#### [REQUIREMENTS]
List each line of the data in which the string "estimated" appears.
## Start DATA SHOWN
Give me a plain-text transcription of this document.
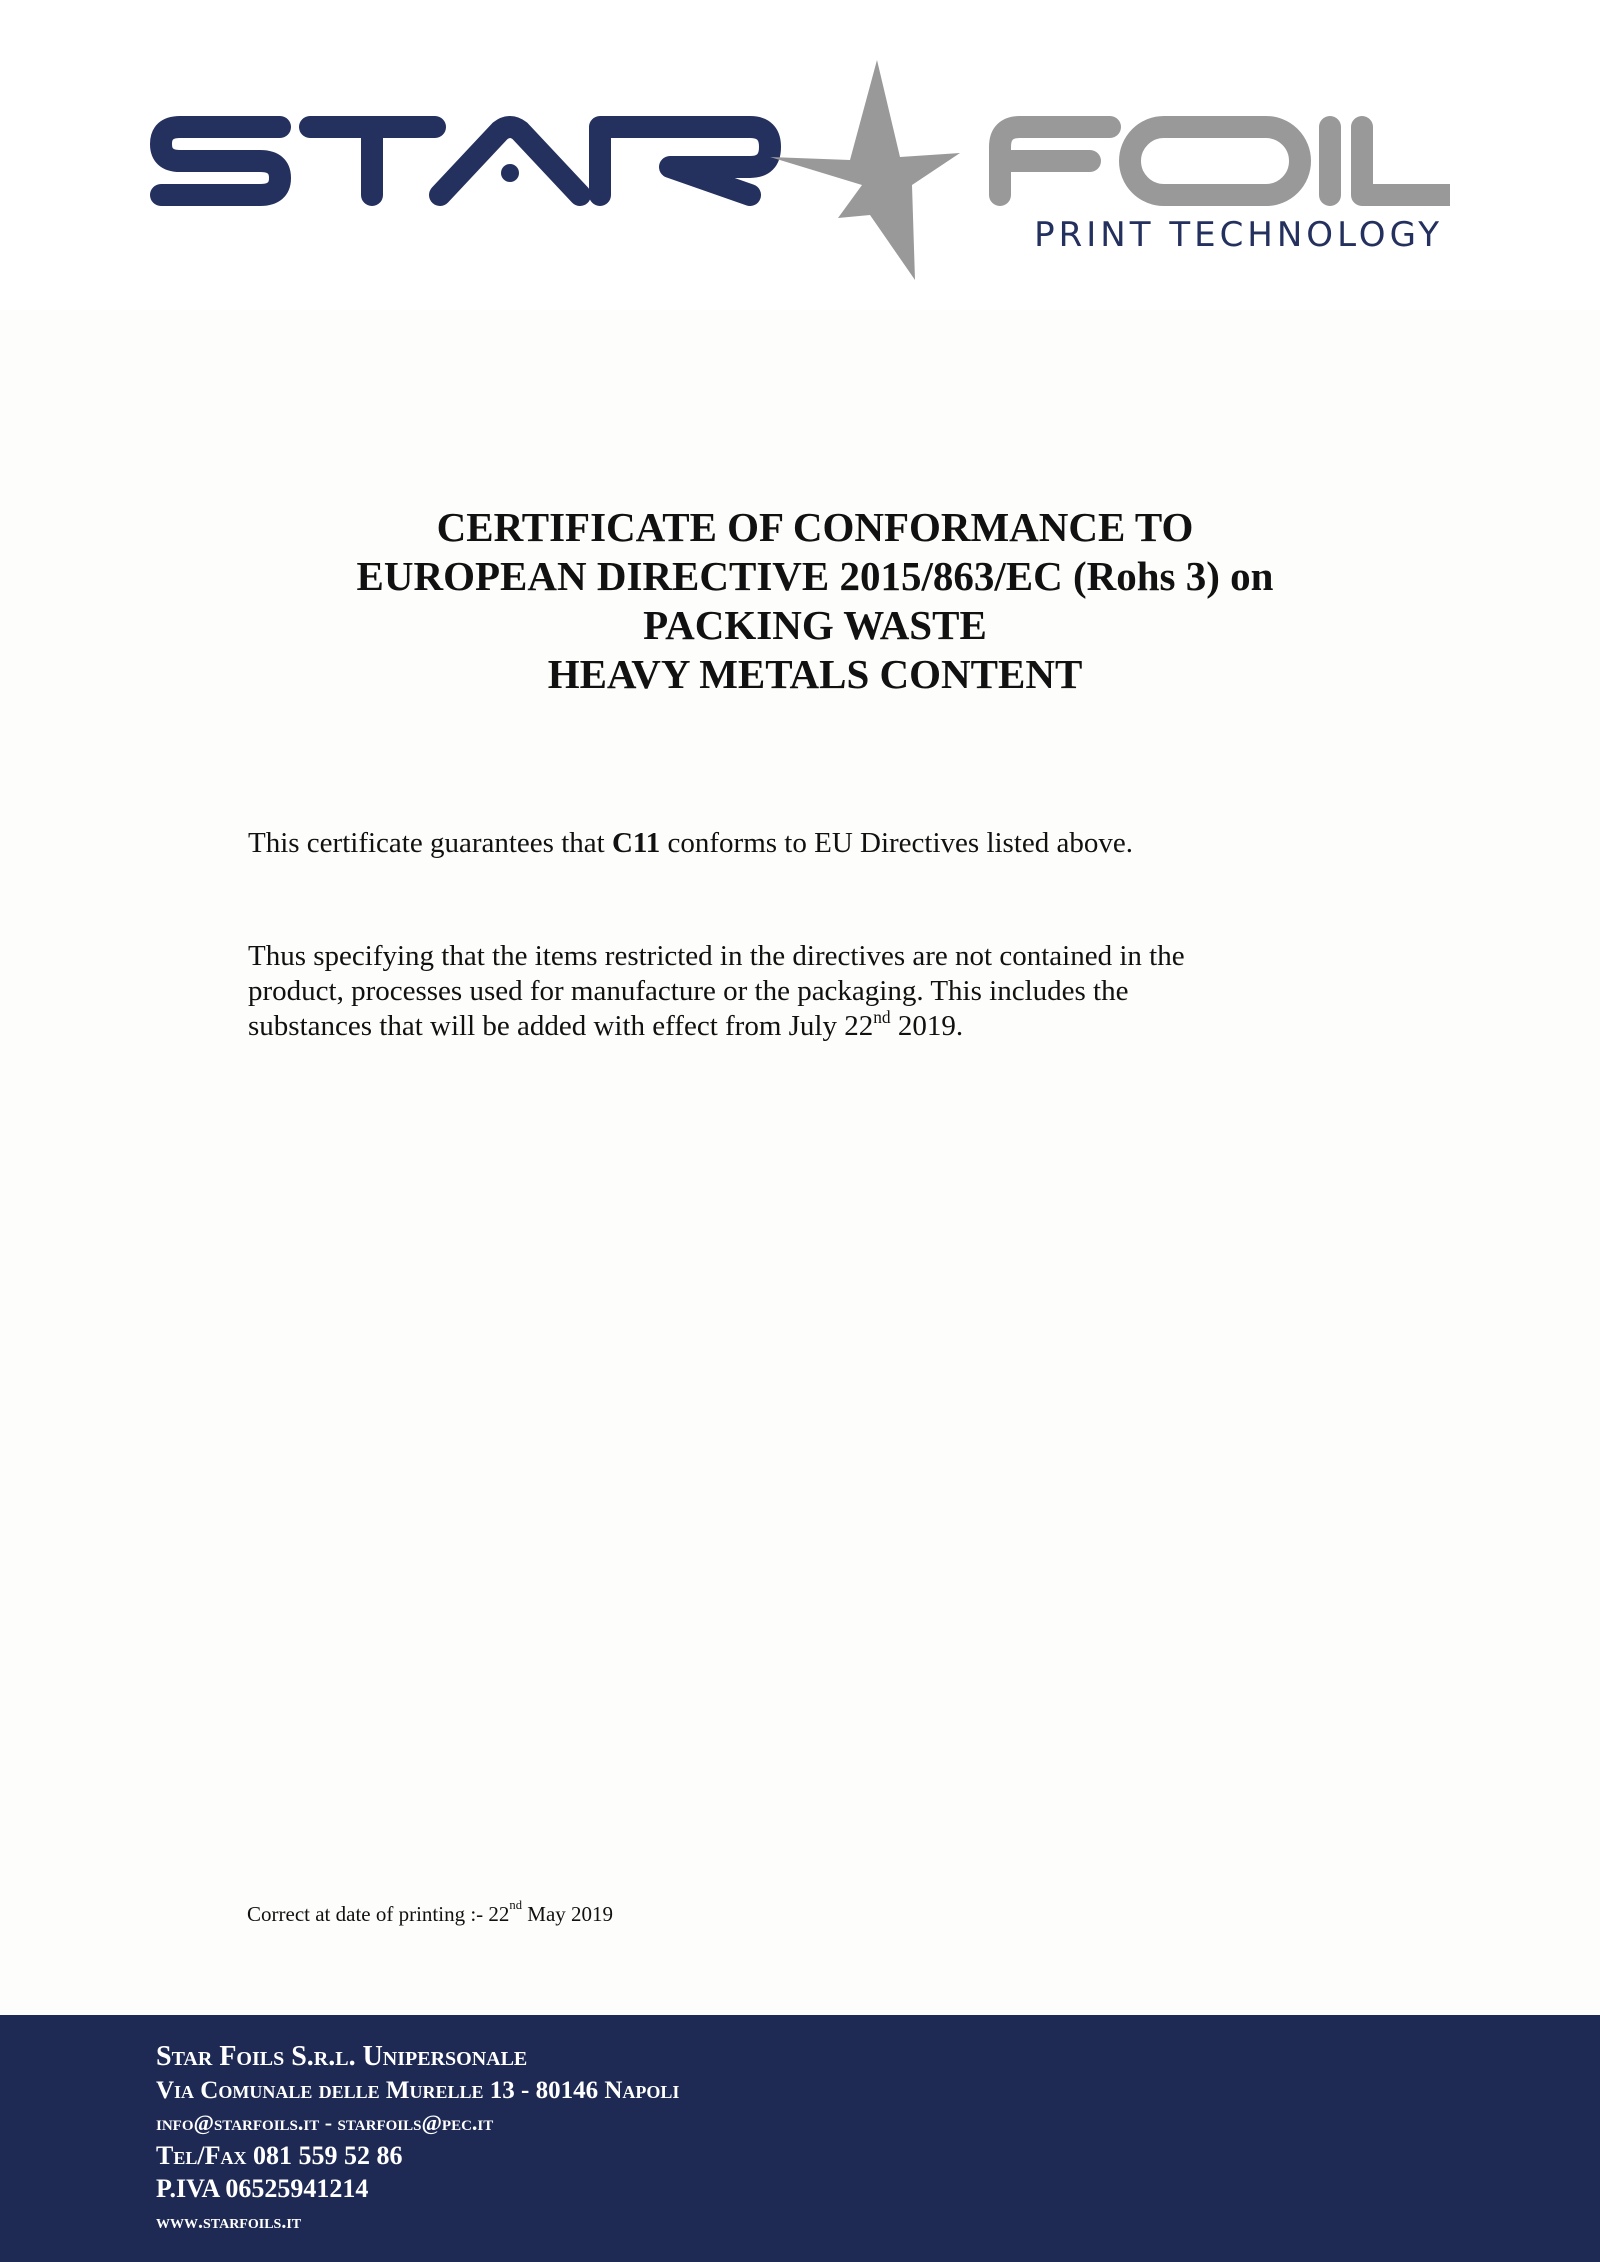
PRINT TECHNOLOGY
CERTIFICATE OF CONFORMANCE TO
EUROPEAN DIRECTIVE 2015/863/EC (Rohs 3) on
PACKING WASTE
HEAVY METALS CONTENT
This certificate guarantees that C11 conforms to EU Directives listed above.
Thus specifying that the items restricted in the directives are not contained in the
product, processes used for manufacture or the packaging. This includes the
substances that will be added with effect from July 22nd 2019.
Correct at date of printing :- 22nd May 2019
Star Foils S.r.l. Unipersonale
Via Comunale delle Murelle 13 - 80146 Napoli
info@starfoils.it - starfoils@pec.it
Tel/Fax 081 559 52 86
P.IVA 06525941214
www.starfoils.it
## End DATA SHOWN
## Start DATA SHOWN
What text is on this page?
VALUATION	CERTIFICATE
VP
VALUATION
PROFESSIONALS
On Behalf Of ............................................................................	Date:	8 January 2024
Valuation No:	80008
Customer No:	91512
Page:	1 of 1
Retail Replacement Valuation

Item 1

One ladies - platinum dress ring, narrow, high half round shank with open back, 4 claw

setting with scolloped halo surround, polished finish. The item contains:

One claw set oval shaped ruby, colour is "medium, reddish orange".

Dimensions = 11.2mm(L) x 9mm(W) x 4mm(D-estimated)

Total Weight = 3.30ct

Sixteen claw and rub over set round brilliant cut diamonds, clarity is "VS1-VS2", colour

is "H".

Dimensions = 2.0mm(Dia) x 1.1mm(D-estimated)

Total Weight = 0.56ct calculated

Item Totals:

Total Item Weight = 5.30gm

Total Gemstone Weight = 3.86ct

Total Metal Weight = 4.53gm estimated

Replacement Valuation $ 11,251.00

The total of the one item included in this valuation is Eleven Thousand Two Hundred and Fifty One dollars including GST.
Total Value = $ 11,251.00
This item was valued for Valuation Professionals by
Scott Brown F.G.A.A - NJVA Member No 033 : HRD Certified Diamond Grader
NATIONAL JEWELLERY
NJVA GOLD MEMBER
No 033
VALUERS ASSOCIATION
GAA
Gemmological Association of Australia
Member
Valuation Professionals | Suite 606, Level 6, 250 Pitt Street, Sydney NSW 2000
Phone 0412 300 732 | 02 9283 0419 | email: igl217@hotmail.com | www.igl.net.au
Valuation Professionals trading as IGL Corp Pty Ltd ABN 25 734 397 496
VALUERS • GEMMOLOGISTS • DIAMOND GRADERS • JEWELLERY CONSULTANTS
## End DATA SHOWN
## Start DATA SHOWN
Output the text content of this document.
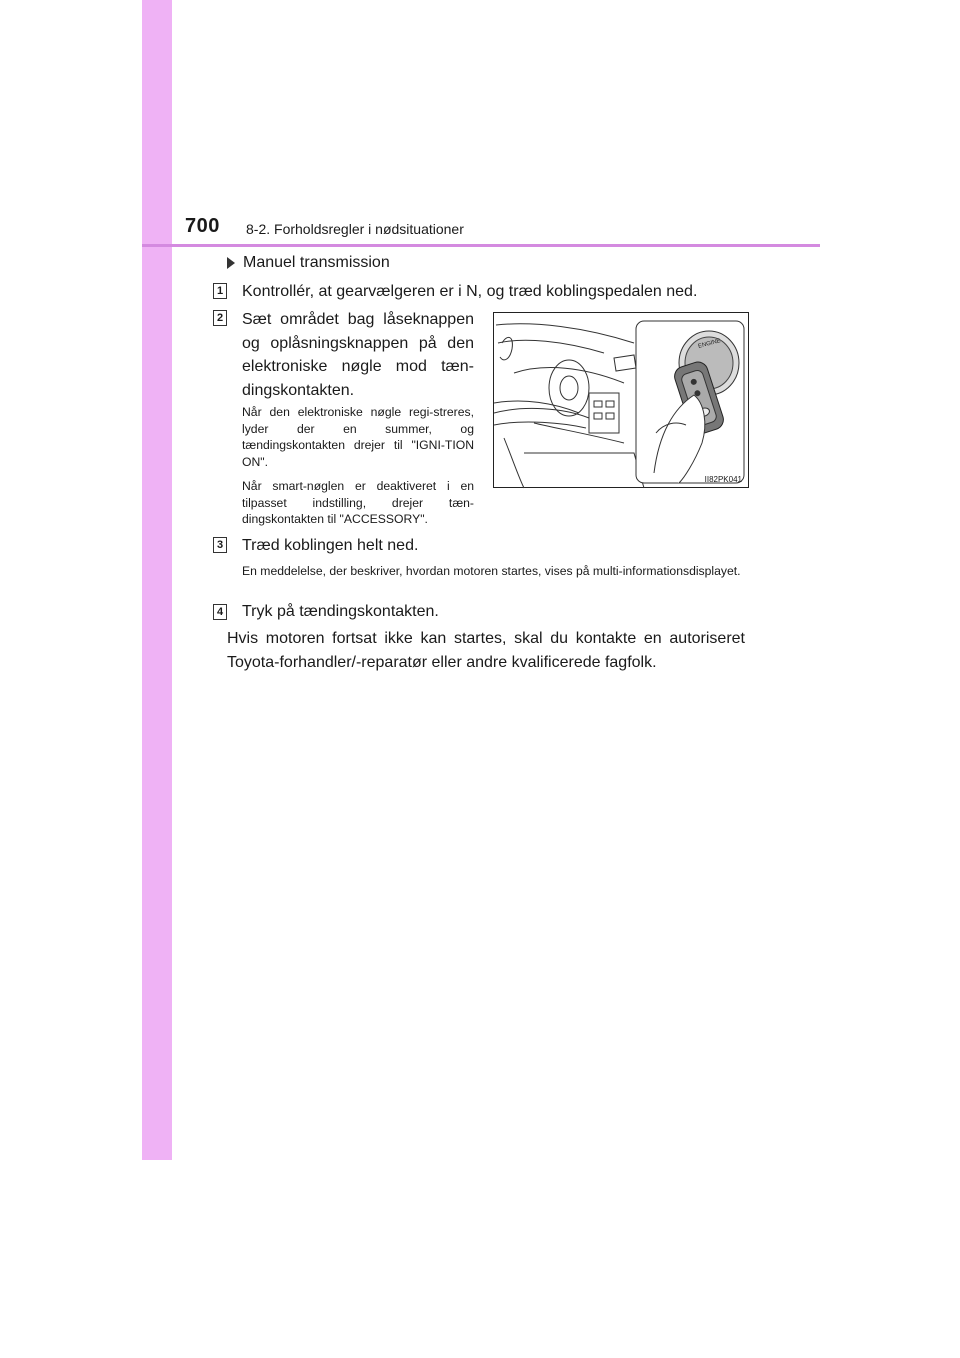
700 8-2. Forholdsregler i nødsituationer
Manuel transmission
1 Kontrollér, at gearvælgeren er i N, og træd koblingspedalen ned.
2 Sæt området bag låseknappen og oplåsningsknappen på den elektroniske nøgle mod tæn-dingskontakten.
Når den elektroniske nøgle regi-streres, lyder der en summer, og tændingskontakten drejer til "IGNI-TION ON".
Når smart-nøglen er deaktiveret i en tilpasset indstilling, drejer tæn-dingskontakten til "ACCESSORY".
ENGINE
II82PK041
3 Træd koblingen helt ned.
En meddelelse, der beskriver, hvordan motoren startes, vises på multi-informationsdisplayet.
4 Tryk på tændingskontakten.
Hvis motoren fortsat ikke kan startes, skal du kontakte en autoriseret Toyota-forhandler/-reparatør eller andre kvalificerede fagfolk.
## End DATA SHOWN
#### [CORRECT RESULT]
Dimensions = 11.2mm(L) x 9mm(W) x 4mm(D-estimated)
Dimensions = 2.0mm(Dia) x 1.1mm(D-estimated)
Total Metal Weight = 4.53gm estimated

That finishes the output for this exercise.